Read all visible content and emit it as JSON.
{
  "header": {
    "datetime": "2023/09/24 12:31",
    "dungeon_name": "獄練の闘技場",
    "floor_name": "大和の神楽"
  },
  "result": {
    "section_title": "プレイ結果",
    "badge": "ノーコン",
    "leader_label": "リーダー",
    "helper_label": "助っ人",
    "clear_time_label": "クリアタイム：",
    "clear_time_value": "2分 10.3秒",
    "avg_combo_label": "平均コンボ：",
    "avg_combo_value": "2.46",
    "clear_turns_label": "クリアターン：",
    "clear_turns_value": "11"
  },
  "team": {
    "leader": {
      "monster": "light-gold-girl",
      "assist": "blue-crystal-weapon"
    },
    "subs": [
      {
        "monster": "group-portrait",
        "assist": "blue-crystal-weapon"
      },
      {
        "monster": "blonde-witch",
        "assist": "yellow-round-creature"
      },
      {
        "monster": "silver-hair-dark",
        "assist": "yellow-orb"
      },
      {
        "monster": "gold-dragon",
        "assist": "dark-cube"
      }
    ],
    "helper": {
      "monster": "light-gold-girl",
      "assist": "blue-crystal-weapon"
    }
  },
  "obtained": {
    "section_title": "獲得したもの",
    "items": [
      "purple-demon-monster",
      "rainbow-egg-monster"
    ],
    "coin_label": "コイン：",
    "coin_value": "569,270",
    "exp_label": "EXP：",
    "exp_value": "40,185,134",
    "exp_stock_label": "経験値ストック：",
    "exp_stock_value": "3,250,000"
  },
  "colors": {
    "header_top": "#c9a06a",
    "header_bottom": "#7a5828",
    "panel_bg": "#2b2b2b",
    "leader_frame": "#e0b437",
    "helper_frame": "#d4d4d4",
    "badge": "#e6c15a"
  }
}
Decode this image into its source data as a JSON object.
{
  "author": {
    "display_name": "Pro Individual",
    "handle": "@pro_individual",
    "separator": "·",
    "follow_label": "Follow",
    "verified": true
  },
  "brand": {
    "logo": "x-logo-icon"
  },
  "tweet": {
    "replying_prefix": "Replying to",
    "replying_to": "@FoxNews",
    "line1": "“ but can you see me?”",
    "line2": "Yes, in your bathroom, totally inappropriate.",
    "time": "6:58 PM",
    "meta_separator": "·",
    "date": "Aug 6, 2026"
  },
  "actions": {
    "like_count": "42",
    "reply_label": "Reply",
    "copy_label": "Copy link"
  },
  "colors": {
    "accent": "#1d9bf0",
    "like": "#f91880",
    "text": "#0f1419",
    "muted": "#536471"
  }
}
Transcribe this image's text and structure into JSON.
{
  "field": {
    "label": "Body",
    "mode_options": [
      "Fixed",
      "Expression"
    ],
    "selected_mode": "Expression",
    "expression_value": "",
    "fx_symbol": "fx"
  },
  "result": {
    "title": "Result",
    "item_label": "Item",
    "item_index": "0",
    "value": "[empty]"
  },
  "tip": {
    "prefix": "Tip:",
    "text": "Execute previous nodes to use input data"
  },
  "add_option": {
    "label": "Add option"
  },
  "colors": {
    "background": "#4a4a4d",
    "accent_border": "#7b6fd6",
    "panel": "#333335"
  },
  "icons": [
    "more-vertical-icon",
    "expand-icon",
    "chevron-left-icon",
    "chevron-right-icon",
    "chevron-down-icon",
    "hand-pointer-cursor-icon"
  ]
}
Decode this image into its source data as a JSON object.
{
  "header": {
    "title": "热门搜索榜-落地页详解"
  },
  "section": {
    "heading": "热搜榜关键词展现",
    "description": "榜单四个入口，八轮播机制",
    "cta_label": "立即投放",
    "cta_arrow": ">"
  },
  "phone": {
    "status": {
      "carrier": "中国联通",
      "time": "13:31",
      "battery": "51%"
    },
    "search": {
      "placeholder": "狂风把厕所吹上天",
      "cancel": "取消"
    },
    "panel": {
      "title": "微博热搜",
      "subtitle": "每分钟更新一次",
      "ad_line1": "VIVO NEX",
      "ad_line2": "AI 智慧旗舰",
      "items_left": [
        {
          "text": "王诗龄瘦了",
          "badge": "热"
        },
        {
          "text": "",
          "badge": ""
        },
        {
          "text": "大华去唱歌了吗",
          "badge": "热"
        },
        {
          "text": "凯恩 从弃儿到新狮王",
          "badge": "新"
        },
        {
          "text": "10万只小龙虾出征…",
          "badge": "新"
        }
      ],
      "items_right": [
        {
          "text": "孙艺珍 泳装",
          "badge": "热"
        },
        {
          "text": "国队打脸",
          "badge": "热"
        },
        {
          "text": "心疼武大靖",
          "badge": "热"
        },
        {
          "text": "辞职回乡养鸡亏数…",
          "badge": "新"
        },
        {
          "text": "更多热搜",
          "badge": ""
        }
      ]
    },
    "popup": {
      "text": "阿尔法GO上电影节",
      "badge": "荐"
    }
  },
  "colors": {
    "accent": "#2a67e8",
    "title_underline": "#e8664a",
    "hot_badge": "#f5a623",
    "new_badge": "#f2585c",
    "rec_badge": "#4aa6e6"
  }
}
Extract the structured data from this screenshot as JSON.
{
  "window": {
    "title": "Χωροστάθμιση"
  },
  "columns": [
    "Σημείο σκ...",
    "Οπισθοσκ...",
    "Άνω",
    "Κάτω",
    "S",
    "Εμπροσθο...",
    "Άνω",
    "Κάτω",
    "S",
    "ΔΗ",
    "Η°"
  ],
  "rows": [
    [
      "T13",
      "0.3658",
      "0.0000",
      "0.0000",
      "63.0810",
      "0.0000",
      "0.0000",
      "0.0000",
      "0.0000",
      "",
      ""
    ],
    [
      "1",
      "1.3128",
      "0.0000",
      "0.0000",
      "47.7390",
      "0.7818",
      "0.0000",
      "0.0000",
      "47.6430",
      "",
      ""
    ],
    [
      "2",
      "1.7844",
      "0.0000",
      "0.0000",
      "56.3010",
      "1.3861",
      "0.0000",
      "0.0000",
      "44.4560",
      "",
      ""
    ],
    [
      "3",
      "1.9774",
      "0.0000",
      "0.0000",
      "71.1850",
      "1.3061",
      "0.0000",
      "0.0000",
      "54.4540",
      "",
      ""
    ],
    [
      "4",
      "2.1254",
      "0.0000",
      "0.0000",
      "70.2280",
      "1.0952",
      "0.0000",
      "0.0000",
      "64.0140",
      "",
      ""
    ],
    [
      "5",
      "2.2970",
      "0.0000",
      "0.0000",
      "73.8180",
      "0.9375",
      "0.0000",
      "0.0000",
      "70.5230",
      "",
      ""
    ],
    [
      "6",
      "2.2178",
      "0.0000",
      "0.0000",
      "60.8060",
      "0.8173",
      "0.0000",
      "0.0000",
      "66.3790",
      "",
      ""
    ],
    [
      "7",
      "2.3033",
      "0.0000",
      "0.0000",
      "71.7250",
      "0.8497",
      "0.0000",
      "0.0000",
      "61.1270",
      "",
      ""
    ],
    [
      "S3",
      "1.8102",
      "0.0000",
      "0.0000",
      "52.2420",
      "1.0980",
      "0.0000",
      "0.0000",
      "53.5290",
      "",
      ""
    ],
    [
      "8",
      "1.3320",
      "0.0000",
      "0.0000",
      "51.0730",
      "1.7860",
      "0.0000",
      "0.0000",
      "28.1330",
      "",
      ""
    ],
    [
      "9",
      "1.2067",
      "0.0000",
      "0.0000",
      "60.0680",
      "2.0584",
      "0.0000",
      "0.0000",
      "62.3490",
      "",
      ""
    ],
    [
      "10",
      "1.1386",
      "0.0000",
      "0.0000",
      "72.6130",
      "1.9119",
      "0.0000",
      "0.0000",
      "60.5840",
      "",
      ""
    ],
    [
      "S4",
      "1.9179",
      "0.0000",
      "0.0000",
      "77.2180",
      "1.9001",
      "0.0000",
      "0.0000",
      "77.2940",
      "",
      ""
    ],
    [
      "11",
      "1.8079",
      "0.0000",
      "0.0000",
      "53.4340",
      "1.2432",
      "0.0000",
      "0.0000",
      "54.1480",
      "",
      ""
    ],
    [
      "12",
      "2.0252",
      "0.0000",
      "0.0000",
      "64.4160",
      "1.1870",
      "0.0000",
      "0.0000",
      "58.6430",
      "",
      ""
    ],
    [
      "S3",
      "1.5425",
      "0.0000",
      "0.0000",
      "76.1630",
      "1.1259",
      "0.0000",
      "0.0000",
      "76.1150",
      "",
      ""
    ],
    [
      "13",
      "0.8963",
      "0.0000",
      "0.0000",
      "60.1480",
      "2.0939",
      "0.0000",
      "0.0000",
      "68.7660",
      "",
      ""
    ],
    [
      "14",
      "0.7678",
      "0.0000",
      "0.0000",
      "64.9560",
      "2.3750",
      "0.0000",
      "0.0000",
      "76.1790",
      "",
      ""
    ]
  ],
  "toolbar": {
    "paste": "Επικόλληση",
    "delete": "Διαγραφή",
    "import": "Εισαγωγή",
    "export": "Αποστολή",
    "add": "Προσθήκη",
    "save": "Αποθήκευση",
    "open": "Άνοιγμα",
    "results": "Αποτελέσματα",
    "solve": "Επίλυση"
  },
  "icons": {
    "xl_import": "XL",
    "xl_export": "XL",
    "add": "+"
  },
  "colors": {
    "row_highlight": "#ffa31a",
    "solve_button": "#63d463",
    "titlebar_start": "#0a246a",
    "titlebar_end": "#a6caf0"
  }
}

-------

What is required:
Say how many lines in the listing above include "chevron". Give nothing but the number.

Result for this exercise:
3